>> Begin EXERCISE MATERIALS

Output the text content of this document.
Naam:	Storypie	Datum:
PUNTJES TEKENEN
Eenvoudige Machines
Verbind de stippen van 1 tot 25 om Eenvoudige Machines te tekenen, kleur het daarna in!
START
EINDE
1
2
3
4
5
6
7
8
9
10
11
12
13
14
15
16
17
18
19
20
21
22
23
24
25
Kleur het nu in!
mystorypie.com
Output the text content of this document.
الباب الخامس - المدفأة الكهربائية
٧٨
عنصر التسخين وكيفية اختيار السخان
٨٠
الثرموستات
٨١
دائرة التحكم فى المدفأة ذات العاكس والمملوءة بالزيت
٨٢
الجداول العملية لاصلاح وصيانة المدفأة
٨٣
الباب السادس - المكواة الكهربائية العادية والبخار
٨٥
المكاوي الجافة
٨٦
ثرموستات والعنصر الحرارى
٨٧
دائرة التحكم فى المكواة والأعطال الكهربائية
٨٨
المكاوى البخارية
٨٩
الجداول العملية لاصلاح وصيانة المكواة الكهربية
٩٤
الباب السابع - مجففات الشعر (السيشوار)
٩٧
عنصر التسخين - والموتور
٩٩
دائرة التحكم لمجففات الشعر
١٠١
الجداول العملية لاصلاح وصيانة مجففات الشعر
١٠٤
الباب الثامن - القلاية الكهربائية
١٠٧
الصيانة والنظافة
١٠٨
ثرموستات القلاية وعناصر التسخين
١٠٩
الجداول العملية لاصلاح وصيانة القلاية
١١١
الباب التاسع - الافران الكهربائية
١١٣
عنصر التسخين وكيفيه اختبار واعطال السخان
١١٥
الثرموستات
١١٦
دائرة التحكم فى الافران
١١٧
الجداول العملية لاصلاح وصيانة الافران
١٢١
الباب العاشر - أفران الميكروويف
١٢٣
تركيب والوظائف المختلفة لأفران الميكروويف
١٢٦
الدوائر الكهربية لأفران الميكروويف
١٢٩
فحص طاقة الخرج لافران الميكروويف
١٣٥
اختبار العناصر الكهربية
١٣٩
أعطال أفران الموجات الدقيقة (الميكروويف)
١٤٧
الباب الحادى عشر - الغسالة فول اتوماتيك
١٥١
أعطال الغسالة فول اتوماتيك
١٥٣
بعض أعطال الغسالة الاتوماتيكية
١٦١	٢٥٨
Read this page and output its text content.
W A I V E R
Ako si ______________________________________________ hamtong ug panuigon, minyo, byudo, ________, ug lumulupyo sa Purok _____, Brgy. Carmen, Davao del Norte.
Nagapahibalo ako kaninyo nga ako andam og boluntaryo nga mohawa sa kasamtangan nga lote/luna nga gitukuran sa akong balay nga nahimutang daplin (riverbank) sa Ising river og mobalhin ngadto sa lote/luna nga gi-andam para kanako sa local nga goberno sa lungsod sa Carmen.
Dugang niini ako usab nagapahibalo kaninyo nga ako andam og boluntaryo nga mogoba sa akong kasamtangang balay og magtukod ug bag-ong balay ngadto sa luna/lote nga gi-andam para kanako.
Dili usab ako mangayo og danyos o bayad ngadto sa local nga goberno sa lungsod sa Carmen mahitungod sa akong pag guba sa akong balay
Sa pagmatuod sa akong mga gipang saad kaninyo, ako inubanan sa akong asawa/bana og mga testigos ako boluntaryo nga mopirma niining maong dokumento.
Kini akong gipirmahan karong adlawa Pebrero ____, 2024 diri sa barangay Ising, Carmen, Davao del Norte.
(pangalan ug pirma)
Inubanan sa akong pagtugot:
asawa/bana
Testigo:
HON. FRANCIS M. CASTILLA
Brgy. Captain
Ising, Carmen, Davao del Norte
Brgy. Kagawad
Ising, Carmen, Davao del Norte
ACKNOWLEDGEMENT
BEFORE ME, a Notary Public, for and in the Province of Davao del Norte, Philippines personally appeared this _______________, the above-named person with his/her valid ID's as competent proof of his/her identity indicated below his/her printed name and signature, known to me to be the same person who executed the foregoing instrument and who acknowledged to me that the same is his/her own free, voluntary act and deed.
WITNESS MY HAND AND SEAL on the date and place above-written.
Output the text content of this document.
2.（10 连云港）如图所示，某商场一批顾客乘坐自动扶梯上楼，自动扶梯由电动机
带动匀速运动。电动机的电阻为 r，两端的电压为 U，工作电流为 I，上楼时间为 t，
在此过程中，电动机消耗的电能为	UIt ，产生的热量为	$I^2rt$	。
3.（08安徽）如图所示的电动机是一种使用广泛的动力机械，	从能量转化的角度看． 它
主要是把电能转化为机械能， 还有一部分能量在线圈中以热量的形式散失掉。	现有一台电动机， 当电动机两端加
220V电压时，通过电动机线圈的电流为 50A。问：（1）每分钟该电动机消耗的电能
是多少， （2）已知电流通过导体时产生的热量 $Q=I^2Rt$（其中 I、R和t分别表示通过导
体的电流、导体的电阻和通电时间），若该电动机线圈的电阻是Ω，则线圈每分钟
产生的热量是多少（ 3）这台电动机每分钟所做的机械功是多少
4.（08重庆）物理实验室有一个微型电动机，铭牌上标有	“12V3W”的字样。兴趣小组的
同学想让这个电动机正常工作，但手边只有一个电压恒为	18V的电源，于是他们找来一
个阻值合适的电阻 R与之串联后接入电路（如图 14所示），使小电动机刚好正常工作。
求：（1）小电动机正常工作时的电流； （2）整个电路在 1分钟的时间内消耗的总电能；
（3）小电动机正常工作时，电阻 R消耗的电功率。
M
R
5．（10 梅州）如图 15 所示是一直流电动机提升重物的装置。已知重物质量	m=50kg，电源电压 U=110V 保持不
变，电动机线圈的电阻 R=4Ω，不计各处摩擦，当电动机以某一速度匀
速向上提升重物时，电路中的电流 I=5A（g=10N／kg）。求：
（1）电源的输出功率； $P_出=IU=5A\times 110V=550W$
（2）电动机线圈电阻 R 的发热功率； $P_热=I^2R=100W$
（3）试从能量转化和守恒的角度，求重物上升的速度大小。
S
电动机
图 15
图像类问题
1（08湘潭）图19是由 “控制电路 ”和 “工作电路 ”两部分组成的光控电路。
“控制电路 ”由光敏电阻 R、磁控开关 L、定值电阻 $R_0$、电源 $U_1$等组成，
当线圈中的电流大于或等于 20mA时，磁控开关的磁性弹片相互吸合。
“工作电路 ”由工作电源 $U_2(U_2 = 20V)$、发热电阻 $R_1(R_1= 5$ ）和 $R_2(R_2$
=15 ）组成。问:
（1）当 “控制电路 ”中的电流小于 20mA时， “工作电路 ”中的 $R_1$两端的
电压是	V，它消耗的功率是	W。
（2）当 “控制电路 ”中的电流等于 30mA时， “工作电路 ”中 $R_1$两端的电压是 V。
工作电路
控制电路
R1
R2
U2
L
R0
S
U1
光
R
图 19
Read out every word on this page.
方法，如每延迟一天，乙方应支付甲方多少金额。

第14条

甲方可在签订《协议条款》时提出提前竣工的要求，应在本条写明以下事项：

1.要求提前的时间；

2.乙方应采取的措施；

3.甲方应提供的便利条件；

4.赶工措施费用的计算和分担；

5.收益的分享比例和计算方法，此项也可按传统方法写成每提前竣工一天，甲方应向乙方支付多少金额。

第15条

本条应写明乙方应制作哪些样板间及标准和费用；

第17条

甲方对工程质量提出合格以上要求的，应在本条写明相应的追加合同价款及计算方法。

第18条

>> End EXERCISE MATERIALS

WHAT YOU SHOULD DO. All lines from the line containing "Read out every word on this page." through the end of the listing above are to be duplicated exactly; include both ends and nothing further.

FINAL RESULT.
Read out every word on this page.
方法，如每延迟一天，乙方应支付甲方多少金额。

第14条

甲方可在签订《协议条款》时提出提前竣工的要求，应在本条写明以下事项：

1.要求提前的时间；

2.乙方应采取的措施；

3.甲方应提供的便利条件；

4.赶工措施费用的计算和分担；

5.收益的分享比例和计算方法，此项也可按传统方法写成每提前竣工一天，甲方应向乙方支付多少金额。

第15条

本条应写明乙方应制作哪些样板间及标准和费用；

第17条

甲方对工程质量提出合格以上要求的，应在本条写明相应的追加合同价款及计算方法。

第18条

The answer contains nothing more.